Tasks:
• 1. Answer these questions using the figure legend below.
(a) What do the letters "Ri" after a pattern number indicate?
(b) How many dnIκBα-up-regulated genes that did not bind RELA have expression patterns shown on the left?
(c) What accession number is given for the genome scale datasets?
• 2. Translate this sentence from the figure legend below into Spanish: "These genes are proposed to be modulated by RELA-responsive factors (see text)."

Passage provided:

Transcriptional outcomes and kinetic patterning of gene expression in response to NF-κB activation
Fig 4
Repression of gene expression by NF-κB.
Genes whose expression was increased by dnIκBα in both Tet-responsive clones were identified by RNA-Seq. (A) Genes that bound RELA (middle, green) and their time-dependent expression patterns in the absence (blue) or presence (green) of Tet-induced dnIκBα are shown on the right. See also S4A Fig. The letters “Rd” after a pattern number indicate genes that were down-regulated by RELA binding, and the letters “Ri” indicate genes whose down-regulation was RELA dependent but did not bind RELA. Numbers of genes in each category are shown in black below the graphs. Red numbers correspond to genes whose expression changed more than 2-fold in the absence of Tet. Expression patterns of 178 dnIκBα-up-regulated genes that did not bind RELA (middle, gray) are shown on the left, with numbers and color coding as described above. (B) Representative examples of dnIκBα-up-regulated genes that bind RELA. Top 2 tracks show RNA-Seq tracks in the presence or absence of Tet-induced dnIκBα at the time of maximal RNA expression; the y axis denotes normalized reads per million. Complete time courses for each gene are provided in S4B Fig. The bottom part shows RELA ChIP-Seq tracks over the entire time course in activated BJAB cells. Genomic organization and transcription orientation (arrows) are shown below the input DNA track. Numbers above the tracks refer to gene location in hg19. The y axis denotes normalized reads per 10 million. (C) Representative examples of dnIκBα-up-regulated genes that do not bind RELA. These genes are proposed to be modulated by RELA-responsive factors (see text). RNA-Seq tracks over the complete activation time course in the absence (-Tet) or presence (+Tet) of dnIκBα are shown. Genome scale datasets are available on the GEO website (http://www.ncbi.nlm.nih.gov/geo/) (Accession number GSE117259). ChIP-Seq, chromatin immunoprecipitation and sequencing; dnIκBα, dominant negative NFKB inhibitor alpha; GEO, Gene Expression Omnibus; NF-κB, nuclear factor kappa B; RNA-Seq, RNA sequencing; Tet, tetracycline.

Data under study:
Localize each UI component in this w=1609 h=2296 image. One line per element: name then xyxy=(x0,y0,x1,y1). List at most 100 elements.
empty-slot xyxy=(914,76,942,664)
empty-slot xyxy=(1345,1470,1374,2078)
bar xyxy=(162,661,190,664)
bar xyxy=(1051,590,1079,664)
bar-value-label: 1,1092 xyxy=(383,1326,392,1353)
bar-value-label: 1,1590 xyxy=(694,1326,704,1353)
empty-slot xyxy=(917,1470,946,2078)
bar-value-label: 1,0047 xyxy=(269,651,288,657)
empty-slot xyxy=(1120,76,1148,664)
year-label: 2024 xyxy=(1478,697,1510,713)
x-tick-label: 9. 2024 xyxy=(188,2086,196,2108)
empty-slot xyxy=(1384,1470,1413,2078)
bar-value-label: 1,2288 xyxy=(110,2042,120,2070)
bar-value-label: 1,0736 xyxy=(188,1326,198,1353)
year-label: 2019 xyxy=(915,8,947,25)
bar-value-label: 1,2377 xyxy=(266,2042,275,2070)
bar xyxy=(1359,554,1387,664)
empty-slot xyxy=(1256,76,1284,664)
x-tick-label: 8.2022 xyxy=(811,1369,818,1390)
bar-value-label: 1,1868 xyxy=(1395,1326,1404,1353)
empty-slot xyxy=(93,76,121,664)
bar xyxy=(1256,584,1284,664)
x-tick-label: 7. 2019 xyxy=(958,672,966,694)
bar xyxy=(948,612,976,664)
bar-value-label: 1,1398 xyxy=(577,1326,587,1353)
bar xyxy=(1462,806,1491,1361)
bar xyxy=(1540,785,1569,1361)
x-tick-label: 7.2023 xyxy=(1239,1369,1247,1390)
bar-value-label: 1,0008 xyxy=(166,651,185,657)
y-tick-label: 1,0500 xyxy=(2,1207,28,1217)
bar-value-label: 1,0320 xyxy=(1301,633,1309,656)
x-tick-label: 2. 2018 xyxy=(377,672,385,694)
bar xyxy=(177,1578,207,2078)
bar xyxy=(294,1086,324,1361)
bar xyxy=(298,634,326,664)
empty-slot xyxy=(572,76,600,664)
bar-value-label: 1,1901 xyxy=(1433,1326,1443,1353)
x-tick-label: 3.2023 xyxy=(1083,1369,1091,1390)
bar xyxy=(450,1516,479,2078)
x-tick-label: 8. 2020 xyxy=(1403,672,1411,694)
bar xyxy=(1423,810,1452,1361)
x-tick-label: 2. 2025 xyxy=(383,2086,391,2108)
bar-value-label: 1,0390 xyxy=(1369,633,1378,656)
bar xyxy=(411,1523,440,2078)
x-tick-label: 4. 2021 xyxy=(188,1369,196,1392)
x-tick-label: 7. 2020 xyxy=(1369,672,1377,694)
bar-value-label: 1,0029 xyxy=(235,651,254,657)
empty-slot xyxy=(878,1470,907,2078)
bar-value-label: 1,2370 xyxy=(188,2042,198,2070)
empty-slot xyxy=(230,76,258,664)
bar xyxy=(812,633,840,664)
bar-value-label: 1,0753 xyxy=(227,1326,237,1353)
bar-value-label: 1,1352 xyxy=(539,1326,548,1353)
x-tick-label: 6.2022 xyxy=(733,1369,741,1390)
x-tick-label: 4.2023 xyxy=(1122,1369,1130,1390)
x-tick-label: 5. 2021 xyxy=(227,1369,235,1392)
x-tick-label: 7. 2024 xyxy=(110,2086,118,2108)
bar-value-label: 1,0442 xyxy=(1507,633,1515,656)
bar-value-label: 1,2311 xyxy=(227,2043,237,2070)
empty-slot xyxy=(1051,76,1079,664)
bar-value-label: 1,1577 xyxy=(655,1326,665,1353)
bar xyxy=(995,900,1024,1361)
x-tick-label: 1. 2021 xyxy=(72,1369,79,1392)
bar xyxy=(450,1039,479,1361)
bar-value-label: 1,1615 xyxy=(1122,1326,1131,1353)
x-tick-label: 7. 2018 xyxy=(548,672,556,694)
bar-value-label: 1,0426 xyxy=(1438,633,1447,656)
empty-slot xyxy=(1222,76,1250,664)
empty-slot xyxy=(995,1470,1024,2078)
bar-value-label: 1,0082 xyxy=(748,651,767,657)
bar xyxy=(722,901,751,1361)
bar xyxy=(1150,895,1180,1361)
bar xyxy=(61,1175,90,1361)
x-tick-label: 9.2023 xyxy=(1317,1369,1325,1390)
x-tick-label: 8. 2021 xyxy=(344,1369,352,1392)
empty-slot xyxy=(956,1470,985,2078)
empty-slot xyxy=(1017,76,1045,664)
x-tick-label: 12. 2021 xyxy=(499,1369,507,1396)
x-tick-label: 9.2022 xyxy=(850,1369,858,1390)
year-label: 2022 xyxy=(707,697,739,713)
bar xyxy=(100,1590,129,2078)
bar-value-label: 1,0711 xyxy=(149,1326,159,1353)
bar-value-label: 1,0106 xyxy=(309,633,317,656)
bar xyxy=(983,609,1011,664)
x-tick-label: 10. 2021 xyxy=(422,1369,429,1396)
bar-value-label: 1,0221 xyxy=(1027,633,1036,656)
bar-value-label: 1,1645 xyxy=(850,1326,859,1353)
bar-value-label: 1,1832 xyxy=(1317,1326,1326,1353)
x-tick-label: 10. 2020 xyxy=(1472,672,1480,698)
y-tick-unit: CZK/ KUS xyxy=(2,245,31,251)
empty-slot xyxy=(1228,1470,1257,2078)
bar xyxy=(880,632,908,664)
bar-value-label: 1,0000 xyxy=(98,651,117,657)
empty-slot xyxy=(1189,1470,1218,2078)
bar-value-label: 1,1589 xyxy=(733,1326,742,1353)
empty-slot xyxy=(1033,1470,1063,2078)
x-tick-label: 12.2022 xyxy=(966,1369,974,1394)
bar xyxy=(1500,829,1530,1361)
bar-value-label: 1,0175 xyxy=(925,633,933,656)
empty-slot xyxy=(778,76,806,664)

Exercise results:
• 1.
(a) Genes whose down-regulation was RELA dependent but that did not bind RELA.
(b) 178.
(c) GSE117259.

• 2. Se propone que estos genes son modulados por factores que responden a RELA (véase el texto).